(SHORT TASK):
In the material below, find every line with "people" and pull it out.

(MATERIAL PROVIDED):
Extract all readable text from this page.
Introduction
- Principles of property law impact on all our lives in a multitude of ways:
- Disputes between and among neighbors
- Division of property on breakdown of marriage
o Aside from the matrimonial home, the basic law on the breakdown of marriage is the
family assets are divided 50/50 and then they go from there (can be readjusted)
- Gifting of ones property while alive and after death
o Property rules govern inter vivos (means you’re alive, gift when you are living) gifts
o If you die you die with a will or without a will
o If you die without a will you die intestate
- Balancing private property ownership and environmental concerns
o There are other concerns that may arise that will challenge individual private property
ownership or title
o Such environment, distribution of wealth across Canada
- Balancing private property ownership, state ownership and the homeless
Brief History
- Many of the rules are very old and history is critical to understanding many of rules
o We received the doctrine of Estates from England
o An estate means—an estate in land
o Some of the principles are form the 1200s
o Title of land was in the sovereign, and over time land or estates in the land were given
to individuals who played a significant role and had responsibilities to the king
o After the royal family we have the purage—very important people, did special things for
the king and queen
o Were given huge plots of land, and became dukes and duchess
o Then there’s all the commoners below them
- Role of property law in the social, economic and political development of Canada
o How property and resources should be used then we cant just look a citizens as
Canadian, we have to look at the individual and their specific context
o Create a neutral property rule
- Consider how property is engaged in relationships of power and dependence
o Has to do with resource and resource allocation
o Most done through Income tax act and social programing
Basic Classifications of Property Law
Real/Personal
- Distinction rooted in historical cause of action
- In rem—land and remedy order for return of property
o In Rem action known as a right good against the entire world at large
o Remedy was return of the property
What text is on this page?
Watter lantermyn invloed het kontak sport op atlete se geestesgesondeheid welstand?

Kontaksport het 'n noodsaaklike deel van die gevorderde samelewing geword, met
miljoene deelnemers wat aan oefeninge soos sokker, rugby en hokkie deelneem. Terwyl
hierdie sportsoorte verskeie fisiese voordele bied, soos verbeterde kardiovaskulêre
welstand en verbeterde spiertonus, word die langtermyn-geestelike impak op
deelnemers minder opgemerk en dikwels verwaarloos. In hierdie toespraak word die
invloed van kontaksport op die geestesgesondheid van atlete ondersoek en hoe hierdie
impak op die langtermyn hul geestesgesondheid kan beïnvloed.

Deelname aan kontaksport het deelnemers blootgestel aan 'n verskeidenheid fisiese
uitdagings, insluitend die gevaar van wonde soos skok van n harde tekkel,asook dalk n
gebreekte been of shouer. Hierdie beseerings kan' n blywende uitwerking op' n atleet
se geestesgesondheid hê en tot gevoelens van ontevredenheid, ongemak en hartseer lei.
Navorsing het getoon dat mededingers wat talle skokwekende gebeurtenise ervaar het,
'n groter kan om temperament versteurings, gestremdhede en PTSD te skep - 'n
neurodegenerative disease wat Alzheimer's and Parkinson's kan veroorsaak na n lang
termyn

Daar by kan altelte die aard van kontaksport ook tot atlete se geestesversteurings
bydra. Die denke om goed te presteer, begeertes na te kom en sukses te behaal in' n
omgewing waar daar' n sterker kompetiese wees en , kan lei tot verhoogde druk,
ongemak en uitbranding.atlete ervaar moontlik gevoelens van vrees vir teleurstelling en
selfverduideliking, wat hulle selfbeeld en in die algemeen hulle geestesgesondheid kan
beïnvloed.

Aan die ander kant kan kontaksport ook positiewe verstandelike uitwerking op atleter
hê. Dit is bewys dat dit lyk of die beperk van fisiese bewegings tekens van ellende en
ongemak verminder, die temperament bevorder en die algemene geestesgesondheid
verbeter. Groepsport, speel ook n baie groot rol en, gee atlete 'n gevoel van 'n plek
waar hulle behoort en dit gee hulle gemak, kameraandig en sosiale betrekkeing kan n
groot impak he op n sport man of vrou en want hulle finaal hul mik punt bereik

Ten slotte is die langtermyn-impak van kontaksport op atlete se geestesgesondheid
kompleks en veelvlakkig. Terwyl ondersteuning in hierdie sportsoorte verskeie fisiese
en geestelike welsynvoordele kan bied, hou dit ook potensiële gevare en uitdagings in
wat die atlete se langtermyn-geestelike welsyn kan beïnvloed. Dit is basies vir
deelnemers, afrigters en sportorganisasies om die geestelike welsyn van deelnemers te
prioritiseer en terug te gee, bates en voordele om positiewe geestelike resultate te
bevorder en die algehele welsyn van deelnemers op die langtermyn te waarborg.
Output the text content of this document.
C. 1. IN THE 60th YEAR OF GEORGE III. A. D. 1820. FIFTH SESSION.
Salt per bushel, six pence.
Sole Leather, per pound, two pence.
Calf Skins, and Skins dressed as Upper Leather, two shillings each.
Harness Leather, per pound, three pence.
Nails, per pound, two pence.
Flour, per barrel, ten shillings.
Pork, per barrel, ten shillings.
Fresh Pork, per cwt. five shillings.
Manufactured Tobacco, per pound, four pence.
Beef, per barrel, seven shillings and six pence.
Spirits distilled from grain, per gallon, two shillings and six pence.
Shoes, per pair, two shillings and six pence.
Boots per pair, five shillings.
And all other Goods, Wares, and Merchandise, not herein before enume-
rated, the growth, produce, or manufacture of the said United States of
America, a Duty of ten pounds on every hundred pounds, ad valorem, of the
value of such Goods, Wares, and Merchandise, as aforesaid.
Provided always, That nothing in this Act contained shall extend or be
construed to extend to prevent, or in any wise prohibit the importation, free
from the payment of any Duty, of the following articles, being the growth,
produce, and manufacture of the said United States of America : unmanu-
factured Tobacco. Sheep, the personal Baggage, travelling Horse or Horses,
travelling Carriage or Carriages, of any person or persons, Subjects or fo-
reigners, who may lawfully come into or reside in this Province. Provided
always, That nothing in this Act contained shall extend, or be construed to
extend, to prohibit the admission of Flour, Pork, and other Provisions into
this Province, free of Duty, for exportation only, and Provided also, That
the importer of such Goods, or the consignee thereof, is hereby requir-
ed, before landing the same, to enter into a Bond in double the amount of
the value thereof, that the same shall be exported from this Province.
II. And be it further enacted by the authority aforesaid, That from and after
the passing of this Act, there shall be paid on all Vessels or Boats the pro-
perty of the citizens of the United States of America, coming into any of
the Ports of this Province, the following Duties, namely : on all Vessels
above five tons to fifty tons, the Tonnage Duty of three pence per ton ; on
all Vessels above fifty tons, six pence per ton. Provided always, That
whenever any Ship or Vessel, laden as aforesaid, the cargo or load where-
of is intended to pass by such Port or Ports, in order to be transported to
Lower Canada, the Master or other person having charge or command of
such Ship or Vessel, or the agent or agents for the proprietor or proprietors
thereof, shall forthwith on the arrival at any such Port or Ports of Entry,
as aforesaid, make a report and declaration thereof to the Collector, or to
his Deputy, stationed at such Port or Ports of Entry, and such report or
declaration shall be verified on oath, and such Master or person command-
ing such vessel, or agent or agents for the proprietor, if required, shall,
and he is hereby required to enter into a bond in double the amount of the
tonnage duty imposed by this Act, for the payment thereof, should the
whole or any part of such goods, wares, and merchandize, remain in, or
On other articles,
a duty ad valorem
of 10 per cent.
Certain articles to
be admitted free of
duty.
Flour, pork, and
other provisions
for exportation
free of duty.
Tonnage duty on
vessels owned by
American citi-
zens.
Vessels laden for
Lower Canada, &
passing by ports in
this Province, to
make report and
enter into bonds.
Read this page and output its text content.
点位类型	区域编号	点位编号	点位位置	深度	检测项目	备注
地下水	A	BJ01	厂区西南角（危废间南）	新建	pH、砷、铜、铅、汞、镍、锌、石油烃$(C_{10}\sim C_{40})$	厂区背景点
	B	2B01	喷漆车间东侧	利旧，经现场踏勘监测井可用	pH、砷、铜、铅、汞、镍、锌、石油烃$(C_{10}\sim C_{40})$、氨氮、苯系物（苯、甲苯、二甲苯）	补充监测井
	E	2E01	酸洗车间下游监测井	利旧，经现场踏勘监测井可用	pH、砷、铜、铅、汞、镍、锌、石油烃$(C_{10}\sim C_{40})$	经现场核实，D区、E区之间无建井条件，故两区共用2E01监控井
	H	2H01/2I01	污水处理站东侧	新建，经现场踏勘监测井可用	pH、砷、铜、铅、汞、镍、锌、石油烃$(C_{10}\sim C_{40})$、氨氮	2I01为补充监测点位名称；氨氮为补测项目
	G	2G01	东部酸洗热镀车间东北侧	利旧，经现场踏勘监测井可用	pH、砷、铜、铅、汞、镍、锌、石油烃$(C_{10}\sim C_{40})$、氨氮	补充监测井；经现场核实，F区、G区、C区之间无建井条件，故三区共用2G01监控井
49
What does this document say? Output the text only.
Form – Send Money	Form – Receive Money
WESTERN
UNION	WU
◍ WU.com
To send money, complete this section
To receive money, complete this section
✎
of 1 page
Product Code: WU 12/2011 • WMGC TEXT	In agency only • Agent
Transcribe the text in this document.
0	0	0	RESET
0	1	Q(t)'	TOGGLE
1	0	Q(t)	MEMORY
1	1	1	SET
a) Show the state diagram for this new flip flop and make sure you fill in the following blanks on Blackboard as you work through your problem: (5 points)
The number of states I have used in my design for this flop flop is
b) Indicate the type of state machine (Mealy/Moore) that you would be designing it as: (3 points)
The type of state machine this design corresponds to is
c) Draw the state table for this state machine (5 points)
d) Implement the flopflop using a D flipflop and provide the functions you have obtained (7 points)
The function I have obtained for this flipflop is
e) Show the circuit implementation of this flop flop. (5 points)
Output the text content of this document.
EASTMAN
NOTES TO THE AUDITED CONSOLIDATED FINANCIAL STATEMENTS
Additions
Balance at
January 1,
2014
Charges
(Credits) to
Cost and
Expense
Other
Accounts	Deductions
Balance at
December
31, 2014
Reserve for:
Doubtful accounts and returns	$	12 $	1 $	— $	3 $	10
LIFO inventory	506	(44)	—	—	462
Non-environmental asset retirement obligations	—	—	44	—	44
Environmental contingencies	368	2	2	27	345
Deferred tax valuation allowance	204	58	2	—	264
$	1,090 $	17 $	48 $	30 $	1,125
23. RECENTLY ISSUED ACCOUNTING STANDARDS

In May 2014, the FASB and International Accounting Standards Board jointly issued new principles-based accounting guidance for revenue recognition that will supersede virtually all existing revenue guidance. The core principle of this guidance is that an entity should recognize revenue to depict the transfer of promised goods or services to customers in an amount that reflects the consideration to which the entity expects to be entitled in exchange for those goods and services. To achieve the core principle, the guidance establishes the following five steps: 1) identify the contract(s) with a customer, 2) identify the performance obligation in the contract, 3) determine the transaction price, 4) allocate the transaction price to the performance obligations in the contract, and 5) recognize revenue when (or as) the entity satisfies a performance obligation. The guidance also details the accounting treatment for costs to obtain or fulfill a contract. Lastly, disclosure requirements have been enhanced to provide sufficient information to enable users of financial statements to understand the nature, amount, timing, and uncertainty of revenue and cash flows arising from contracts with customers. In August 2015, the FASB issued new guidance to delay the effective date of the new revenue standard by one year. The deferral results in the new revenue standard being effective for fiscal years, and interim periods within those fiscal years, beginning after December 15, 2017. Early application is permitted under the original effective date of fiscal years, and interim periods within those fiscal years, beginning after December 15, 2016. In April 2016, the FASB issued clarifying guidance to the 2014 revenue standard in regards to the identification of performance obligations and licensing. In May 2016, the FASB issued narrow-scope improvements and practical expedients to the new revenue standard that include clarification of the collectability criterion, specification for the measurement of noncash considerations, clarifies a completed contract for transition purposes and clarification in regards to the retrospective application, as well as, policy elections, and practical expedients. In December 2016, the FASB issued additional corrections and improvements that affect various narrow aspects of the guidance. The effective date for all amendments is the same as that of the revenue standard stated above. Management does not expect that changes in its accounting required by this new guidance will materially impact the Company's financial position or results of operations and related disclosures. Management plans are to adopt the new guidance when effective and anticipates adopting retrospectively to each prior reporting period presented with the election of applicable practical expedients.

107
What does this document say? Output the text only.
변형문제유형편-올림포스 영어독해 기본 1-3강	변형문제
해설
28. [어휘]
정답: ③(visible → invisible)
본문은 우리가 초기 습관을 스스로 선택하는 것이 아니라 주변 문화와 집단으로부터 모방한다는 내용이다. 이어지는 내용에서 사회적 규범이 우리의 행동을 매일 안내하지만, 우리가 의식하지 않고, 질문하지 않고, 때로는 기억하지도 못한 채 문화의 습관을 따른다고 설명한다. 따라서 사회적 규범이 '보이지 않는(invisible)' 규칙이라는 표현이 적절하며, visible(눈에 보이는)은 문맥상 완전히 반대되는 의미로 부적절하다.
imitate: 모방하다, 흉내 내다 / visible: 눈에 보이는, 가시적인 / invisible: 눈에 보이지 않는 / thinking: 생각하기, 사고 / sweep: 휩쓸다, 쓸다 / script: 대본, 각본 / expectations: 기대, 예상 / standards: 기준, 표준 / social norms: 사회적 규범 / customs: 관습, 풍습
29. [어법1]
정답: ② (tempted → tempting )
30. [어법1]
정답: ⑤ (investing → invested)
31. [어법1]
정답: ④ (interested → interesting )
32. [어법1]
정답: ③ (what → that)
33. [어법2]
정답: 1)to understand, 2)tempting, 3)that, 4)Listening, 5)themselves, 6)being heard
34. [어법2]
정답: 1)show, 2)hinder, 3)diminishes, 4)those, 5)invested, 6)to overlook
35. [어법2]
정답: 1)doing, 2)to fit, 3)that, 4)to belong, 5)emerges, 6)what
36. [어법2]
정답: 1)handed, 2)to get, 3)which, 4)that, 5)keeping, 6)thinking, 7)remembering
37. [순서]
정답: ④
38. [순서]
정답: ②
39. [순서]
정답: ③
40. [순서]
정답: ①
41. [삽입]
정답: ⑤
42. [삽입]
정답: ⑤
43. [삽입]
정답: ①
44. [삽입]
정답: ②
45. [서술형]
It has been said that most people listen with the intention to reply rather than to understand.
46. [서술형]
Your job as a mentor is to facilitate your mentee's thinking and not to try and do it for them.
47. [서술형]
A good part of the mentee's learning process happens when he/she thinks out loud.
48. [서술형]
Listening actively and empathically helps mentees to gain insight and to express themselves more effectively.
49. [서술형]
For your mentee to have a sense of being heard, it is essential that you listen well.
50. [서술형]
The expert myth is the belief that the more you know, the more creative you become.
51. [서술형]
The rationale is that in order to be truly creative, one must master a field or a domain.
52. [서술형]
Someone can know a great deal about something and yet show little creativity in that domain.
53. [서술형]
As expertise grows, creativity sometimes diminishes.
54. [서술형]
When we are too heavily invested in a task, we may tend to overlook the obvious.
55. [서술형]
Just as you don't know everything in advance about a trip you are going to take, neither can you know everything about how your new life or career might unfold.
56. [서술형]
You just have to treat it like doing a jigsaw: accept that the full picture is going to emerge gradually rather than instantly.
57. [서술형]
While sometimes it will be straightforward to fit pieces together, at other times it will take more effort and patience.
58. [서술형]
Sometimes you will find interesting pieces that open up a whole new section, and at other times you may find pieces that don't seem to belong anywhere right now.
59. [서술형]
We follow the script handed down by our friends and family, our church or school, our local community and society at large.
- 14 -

(RESULT OF THIS TASK):
o After the royal family we have the purage—very important people, did special things for
It has been said that most people listen with the intention to reply rather than to understand.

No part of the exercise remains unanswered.